§ **DATASET EXTRACT**:
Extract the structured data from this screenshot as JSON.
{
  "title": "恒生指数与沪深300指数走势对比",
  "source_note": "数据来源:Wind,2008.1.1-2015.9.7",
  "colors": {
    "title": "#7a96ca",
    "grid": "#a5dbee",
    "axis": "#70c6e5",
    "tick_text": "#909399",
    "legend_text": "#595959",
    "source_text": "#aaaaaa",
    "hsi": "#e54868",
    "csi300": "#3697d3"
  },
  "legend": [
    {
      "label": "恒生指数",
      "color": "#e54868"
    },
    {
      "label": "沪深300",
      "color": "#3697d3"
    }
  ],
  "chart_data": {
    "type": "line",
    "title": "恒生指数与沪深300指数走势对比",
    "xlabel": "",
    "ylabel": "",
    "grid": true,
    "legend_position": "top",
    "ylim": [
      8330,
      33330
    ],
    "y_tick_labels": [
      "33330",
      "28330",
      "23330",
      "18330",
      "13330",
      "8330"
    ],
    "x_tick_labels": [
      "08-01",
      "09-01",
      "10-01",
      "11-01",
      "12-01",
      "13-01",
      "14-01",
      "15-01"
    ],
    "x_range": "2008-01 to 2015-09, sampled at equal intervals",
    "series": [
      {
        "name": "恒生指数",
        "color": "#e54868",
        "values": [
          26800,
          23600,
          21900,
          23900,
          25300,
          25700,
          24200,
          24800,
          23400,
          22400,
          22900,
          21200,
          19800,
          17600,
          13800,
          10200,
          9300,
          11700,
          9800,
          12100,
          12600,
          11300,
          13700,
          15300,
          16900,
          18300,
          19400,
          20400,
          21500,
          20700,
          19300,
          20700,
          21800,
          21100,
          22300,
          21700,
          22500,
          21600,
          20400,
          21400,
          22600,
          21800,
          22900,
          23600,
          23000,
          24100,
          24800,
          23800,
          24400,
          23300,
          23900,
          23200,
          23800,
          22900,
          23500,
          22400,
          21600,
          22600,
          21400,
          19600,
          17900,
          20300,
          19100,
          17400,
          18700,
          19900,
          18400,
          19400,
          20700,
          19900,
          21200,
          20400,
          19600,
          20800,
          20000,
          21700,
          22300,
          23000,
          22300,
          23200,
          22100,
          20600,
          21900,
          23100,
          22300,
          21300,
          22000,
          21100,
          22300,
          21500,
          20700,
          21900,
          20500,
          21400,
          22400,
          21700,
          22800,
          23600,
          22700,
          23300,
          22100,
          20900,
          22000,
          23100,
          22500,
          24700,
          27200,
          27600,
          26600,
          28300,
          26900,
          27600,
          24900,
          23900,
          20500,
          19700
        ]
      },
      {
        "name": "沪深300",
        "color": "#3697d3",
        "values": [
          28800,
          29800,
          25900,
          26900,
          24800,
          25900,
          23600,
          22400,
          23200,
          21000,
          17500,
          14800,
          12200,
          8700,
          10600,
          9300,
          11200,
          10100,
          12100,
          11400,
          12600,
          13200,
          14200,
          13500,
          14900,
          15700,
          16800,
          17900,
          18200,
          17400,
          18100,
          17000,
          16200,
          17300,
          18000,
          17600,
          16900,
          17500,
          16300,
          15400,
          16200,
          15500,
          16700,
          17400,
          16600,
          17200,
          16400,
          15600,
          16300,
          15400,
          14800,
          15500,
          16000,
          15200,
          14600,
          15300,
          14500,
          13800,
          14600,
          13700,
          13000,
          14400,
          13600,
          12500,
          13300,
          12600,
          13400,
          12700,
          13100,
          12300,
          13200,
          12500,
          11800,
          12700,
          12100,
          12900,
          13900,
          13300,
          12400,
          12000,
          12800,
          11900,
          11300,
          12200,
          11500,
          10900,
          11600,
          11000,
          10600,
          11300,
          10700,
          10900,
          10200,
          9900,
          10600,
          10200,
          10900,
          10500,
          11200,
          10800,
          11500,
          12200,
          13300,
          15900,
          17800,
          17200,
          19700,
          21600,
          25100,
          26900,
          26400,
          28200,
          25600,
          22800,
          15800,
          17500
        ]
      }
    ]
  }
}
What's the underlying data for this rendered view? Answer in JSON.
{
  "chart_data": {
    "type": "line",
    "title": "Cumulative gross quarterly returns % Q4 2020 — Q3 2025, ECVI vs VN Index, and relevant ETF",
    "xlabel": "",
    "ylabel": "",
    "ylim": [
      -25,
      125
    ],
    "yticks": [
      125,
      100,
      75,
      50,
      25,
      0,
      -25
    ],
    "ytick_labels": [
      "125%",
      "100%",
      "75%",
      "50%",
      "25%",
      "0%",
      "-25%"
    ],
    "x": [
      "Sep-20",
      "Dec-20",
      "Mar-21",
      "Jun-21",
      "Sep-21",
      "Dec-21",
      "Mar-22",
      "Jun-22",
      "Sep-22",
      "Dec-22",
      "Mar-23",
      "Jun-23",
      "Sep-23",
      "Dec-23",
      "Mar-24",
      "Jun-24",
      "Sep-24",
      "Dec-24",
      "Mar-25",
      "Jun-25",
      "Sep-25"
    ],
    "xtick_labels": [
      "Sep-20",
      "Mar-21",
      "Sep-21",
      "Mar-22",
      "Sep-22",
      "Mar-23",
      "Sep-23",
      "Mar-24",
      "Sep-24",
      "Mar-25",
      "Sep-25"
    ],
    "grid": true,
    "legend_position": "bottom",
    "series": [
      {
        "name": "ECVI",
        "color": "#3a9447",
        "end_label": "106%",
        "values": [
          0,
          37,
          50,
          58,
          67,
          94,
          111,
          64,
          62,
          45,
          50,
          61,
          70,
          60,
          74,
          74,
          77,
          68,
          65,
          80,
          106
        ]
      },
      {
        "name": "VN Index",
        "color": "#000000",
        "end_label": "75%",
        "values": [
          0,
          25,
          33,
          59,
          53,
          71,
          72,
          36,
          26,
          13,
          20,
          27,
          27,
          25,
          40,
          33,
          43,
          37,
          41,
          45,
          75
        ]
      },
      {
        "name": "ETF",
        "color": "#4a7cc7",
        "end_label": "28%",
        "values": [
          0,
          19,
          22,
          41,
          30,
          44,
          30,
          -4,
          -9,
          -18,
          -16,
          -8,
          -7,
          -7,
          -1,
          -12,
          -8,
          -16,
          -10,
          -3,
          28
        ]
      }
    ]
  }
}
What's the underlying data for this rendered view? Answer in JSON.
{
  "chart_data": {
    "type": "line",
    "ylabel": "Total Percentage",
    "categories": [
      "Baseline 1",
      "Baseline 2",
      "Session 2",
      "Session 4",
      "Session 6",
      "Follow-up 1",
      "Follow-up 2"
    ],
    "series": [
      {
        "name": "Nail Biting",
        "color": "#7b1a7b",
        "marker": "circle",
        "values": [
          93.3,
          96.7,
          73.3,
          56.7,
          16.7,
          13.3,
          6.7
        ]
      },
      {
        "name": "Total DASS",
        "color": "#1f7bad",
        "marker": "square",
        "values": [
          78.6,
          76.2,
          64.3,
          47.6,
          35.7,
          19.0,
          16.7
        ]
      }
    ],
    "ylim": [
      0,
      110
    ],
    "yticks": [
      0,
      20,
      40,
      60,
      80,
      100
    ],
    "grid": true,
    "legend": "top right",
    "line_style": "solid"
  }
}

§ **GOAL OF THE EXERCISE**:
Repeat every record exactly as written, please.

§ **ANSWER TO THIS PROBLEM**:
Extract the structured data from this screenshot as JSON.
{
  "title": "恒生指数与沪深300指数走势对比",
  "source_note": "数据来源:Wind,2008.1.1-2015.9.7",
  "colors": {
    "title": "#7a96ca",
    "grid": "#a5dbee",
    "axis": "#70c6e5",
    "tick_text": "#909399",
    "legend_text": "#595959",
    "source_text": "#aaaaaa",
    "hsi": "#e54868",
    "csi300": "#3697d3"
  },
  "legend": [
    {
      "label": "恒生指数",
      "color": "#e54868"
    },
    {
      "label": "沪深300",
      "color": "#3697d3"
    }
  ],
  "chart_data": {
    "type": "line",
    "title": "恒生指数与沪深300指数走势对比",
    "xlabel": "",
    "ylabel": "",
    "grid": true,
    "legend_position": "top",
    "ylim": [
      8330,
      33330
    ],
    "y_tick_labels": [
      "33330",
      "28330",
      "23330",
      "18330",
      "13330",
      "8330"
    ],
    "x_tick_labels": [
      "08-01",
      "09-01",
      "10-01",
      "11-01",
      "12-01",
      "13-01",
      "14-01",
      "15-01"
    ],
    "x_range": "2008-01 to 2015-09, sampled at equal intervals",
    "series": [
      {
        "name": "恒生指数",
        "color": "#e54868",
        "values": [
          26800,
          23600,
          21900,
          23900,
          25300,
          25700,
          24200,
          24800,
          23400,
          22400,
          22900,
          21200,
          19800,
          17600,
          13800,
          10200,
          9300,
          11700,
          9800,
          12100,
          12600,
          11300,
          13700,
          15300,
          16900,
          18300,
          19400,
          20400,
          21500,
          20700,
          19300,
          20700,
          21800,
          21100,
          22300,
          21700,
          22500,
          21600,
          20400,
          21400,
          22600,
          21800,
          22900,
          23600,
          23000,
          24100,
          24800,
          23800,
          24400,
          23300,
          23900,
          23200,
          23800,
          22900,
          23500,
          22400,
          21600,
          22600,
          21400,
          19600,
          17900,
          20300,
          19100,
          17400,
          18700,
          19900,
          18400,
          19400,
          20700,
          19900,
          21200,
          20400,
          19600,
          20800,
          20000,
          21700,
          22300,
          23000,
          22300,
          23200,
          22100,
          20600,
          21900,
          23100,
          22300,
          21300,
          22000,
          21100,
          22300,
          21500,
          20700,
          21900,
          20500,
          21400,
          22400,
          21700,
          22800,
          23600,
          22700,
          23300,
          22100,
          20900,
          22000,
          23100,
          22500,
          24700,
          27200,
          27600,
          26600,
          28300,
          26900,
          27600,
          24900,
          23900,
          20500,
          19700
        ]
      },
      {
        "name": "沪深300",
        "color": "#3697d3",
        "values": [
          28800,
          29800,
          25900,
          26900,
          24800,
          25900,
          23600,
          22400,
          23200,
          21000,
          17500,
          14800,
          12200,
          8700,
          10600,
          9300,
          11200,
          10100,
          12100,
          11400,
          12600,
          13200,
          14200,
          13500,
          14900,
          15700,
          16800,
          17900,
          18200,
          17400,
          18100,
          17000,
          16200,
          17300,
          18000,
          17600,
          16900,
          17500,
          16300,
          15400,
          16200,
          15500,
          16700,
          17400,
          16600,
          17200,
          16400,
          15600,
          16300,
          15400,
          14800,
          15500,
          16000,
          15200,
          14600,
          15300,
          14500,
          13800,
          14600,
          13700,
          13000,
          14400,
          13600,
          12500,
          13300,
          12600,
          13400,
          12700,
          13100,
          12300,
          13200,
          12500,
          11800,
          12700,
          12100,
          12900,
          13900,
          13300,
          12400,
          12000,
          12800,
          11900,
          11300,
          12200,
          11500,
          10900,
          11600,
          11000,
          10600,
          11300,
          10700,
          10900,
          10200,
          9900,
          10600,
          10200,
          10900,
          10500,
          11200,
          10800,
          11500,
          12200,
          13300,
          15900,
          17800,
          17200,
          19700,
          21600,
          25100,
          26900,
          26400,
          28200,
          25600,
          22800,
          15800,
          17500
        ]
      }
    ]
  }
}
What's the underlying data for this rendered view? Answer in JSON.
{
  "chart_data": {
    "type": "line",
    "title": "Cumulative gross quarterly returns % Q4 2020 — Q3 2025, ECVI vs VN Index, and relevant ETF",
    "xlabel": "",
    "ylabel": "",
    "ylim": [
      -25,
      125
    ],
    "yticks": [
      125,
      100,
      75,
      50,
      25,
      0,
      -25
    ],
    "ytick_labels": [
      "125%",
      "100%",
      "75%",
      "50%",
      "25%",
      "0%",
      "-25%"
    ],
    "x": [
      "Sep-20",
      "Dec-20",
      "Mar-21",
      "Jun-21",
      "Sep-21",
      "Dec-21",
      "Mar-22",
      "Jun-22",
      "Sep-22",
      "Dec-22",
      "Mar-23",
      "Jun-23",
      "Sep-23",
      "Dec-23",
      "Mar-24",
      "Jun-24",
      "Sep-24",
      "Dec-24",
      "Mar-25",
      "Jun-25",
      "Sep-25"
    ],
    "xtick_labels": [
      "Sep-20",
      "Mar-21",
      "Sep-21",
      "Mar-22",
      "Sep-22",
      "Mar-23",
      "Sep-23",
      "Mar-24",
      "Sep-24",
      "Mar-25",
      "Sep-25"
    ],
    "grid": true,
    "legend_position": "bottom",
    "series": [
      {
        "name": "ECVI",
        "color": "#3a9447",
        "end_label": "106%",
        "values": [
          0,
          37,
          50,
          58,
          67,
          94,
          111,
          64,
          62,
          45,
          50,
          61,
          70,
          60,
          74,
          74,
          77,
          68,
          65,
          80,
          106
        ]
      },
      {
        "name": "VN Index",
        "color": "#000000",
        "end_label": "75%",
        "values": [
          0,
          25,
          33,
          59,
          53,
          71,
          72,
          36,
          26,
          13,
          20,
          27,
          27,
          25,
          40,
          33,
          43,
          37,
          41,
          45,
          75
        ]
      },
      {
        "name": "ETF",
        "color": "#4a7cc7",
        "end_label": "28%",
        "values": [
          0,
          19,
          22,
          41,
          30,
          44,
          30,
          -4,
          -9,
          -18,
          -16,
          -8,
          -7,
          -7,
          -1,
          -12,
          -8,
          -16,
          -10,
          -3,
          28
        ]
      }
    ]
  }
}
What's the underlying data for this rendered view? Answer in JSON.
{
  "chart_data": {
    "type": "line",
    "ylabel": "Total Percentage",
    "categories": [
      "Baseline 1",
      "Baseline 2",
      "Session 2",
      "Session 4",
      "Session 6",
      "Follow-up 1",
      "Follow-up 2"
    ],
    "series": [
      {
        "name": "Nail Biting",
        "color": "#7b1a7b",
        "marker": "circle",
        "values": [
          93.3,
          96.7,
          73.3,
          56.7,
          16.7,
          13.3,
          6.7
        ]
      },
      {
        "name": "Total DASS",
        "color": "#1f7bad",
        "marker": "square",
        "values": [
          78.6,
          76.2,
          64.3,
          47.6,
          35.7,
          19.0,
          16.7
        ]
      }
    ],
    "ylim": [
      0,
      110
    ],
    "yticks": [
      0,
      20,
      40,
      60,
      80,
      100
    ],
    "grid": true,
    "legend": "top right",
    "line_style": "solid"
  }
}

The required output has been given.